• _AVAILABLE RECORDS_
━━━━━━━━━━━━━━━━━━━━━━━━━━━━━━
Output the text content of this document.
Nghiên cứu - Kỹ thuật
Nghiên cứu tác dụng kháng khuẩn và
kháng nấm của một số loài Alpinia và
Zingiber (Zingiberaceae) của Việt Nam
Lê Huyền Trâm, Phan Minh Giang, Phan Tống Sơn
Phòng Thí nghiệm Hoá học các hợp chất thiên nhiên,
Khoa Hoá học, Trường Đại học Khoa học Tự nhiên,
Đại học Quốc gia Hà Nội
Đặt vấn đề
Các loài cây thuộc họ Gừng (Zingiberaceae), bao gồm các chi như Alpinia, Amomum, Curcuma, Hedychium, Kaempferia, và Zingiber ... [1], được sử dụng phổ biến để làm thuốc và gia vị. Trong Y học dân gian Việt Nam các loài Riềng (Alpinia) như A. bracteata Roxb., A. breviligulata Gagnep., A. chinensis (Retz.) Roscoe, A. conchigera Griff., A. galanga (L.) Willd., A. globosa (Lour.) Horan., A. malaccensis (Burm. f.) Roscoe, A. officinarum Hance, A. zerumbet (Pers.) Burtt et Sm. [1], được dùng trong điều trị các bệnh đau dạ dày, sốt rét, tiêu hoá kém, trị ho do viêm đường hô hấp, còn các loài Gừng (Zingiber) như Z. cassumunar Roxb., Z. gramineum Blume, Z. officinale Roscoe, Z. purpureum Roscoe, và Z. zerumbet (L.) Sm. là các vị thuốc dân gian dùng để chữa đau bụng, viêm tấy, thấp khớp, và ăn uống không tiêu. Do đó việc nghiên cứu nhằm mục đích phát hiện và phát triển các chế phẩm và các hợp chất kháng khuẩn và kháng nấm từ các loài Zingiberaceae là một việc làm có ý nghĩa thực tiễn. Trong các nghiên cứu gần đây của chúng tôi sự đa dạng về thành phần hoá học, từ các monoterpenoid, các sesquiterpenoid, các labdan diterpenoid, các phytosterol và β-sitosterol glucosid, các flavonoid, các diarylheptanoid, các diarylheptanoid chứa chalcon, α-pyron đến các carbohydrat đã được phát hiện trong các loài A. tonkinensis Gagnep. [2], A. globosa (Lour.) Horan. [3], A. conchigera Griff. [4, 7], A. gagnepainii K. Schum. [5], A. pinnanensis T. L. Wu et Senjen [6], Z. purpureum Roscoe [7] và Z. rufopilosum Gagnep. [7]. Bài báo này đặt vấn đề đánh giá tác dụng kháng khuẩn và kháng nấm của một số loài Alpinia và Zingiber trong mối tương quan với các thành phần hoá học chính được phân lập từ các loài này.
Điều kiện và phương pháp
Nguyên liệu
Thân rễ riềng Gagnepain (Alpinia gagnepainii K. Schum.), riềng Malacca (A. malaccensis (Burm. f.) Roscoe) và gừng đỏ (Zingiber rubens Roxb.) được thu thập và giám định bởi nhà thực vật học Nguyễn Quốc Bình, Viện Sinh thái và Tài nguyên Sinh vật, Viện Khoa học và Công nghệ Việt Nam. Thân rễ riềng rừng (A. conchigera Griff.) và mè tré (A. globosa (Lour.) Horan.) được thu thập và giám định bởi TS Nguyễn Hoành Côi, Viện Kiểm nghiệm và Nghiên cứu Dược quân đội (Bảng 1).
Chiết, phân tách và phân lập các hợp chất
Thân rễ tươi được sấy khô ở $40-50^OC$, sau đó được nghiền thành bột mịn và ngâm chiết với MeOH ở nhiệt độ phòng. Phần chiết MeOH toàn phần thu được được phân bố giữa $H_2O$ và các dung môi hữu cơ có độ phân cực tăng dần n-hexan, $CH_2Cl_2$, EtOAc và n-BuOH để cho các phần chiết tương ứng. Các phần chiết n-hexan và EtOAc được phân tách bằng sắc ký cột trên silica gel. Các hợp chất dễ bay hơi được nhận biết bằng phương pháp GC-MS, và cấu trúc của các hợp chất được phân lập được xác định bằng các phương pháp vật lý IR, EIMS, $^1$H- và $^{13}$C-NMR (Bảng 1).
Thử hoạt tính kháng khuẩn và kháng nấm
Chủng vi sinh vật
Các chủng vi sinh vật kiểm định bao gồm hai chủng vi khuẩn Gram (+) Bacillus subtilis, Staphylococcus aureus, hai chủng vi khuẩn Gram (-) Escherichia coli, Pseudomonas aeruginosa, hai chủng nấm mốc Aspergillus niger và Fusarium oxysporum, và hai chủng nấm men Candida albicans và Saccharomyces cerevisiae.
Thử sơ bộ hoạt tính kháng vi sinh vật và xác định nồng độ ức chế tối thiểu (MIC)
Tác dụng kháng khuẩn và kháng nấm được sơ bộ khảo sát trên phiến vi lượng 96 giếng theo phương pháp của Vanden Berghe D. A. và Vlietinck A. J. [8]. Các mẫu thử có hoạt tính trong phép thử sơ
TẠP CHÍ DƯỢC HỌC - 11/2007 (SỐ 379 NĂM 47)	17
━━━━━━━━━━━━━━━━━━━━━━━━━━━━━━
• _CHALLENGE_
Return the whole listing exactly, with every line included.

• _OUTPUT_
Output the text content of this document.
Nghiên cứu - Kỹ thuật
Nghiên cứu tác dụng kháng khuẩn và
kháng nấm của một số loài Alpinia và
Zingiber (Zingiberaceae) của Việt Nam
Lê Huyền Trâm, Phan Minh Giang, Phan Tống Sơn
Phòng Thí nghiệm Hoá học các hợp chất thiên nhiên,
Khoa Hoá học, Trường Đại học Khoa học Tự nhiên,
Đại học Quốc gia Hà Nội
Đặt vấn đề
Các loài cây thuộc họ Gừng (Zingiberaceae), bao gồm các chi như Alpinia, Amomum, Curcuma, Hedychium, Kaempferia, và Zingiber ... [1], được sử dụng phổ biến để làm thuốc và gia vị. Trong Y học dân gian Việt Nam các loài Riềng (Alpinia) như A. bracteata Roxb., A. breviligulata Gagnep., A. chinensis (Retz.) Roscoe, A. conchigera Griff., A. galanga (L.) Willd., A. globosa (Lour.) Horan., A. malaccensis (Burm. f.) Roscoe, A. officinarum Hance, A. zerumbet (Pers.) Burtt et Sm. [1], được dùng trong điều trị các bệnh đau dạ dày, sốt rét, tiêu hoá kém, trị ho do viêm đường hô hấp, còn các loài Gừng (Zingiber) như Z. cassumunar Roxb., Z. gramineum Blume, Z. officinale Roscoe, Z. purpureum Roscoe, và Z. zerumbet (L.) Sm. là các vị thuốc dân gian dùng để chữa đau bụng, viêm tấy, thấp khớp, và ăn uống không tiêu. Do đó việc nghiên cứu nhằm mục đích phát hiện và phát triển các chế phẩm và các hợp chất kháng khuẩn và kháng nấm từ các loài Zingiberaceae là một việc làm có ý nghĩa thực tiễn. Trong các nghiên cứu gần đây của chúng tôi sự đa dạng về thành phần hoá học, từ các monoterpenoid, các sesquiterpenoid, các labdan diterpenoid, các phytosterol và β-sitosterol glucosid, các flavonoid, các diarylheptanoid, các diarylheptanoid chứa chalcon, α-pyron đến các carbohydrat đã được phát hiện trong các loài A. tonkinensis Gagnep. [2], A. globosa (Lour.) Horan. [3], A. conchigera Griff. [4, 7], A. gagnepainii K. Schum. [5], A. pinnanensis T. L. Wu et Senjen [6], Z. purpureum Roscoe [7] và Z. rufopilosum Gagnep. [7]. Bài báo này đặt vấn đề đánh giá tác dụng kháng khuẩn và kháng nấm của một số loài Alpinia và Zingiber trong mối tương quan với các thành phần hoá học chính được phân lập từ các loài này.
Điều kiện và phương pháp
Nguyên liệu
Thân rễ riềng Gagnepain (Alpinia gagnepainii K. Schum.), riềng Malacca (A. malaccensis (Burm. f.) Roscoe) và gừng đỏ (Zingiber rubens Roxb.) được thu thập và giám định bởi nhà thực vật học Nguyễn Quốc Bình, Viện Sinh thái và Tài nguyên Sinh vật, Viện Khoa học và Công nghệ Việt Nam. Thân rễ riềng rừng (A. conchigera Griff.) và mè tré (A. globosa (Lour.) Horan.) được thu thập và giám định bởi TS Nguyễn Hoành Côi, Viện Kiểm nghiệm và Nghiên cứu Dược quân đội (Bảng 1).
Chiết, phân tách và phân lập các hợp chất
Thân rễ tươi được sấy khô ở $40-50^OC$, sau đó được nghiền thành bột mịn và ngâm chiết với MeOH ở nhiệt độ phòng. Phần chiết MeOH toàn phần thu được được phân bố giữa $H_2O$ và các dung môi hữu cơ có độ phân cực tăng dần n-hexan, $CH_2Cl_2$, EtOAc và n-BuOH để cho các phần chiết tương ứng. Các phần chiết n-hexan và EtOAc được phân tách bằng sắc ký cột trên silica gel. Các hợp chất dễ bay hơi được nhận biết bằng phương pháp GC-MS, và cấu trúc của các hợp chất được phân lập được xác định bằng các phương pháp vật lý IR, EIMS, $^1$H- và $^{13}$C-NMR (Bảng 1).
Thử hoạt tính kháng khuẩn và kháng nấm
Chủng vi sinh vật
Các chủng vi sinh vật kiểm định bao gồm hai chủng vi khuẩn Gram (+) Bacillus subtilis, Staphylococcus aureus, hai chủng vi khuẩn Gram (-) Escherichia coli, Pseudomonas aeruginosa, hai chủng nấm mốc Aspergillus niger và Fusarium oxysporum, và hai chủng nấm men Candida albicans và Saccharomyces cerevisiae.
Thử sơ bộ hoạt tính kháng vi sinh vật và xác định nồng độ ức chế tối thiểu (MIC)
Tác dụng kháng khuẩn và kháng nấm được sơ bộ khảo sát trên phiến vi lượng 96 giếng theo phương pháp của Vanden Berghe D. A. và Vlietinck A. J. [8]. Các mẫu thử có hoạt tính trong phép thử sơ
TẠP CHÍ DƯỢC HỌC - 11/2007 (SỐ 379 NĂM 47)	17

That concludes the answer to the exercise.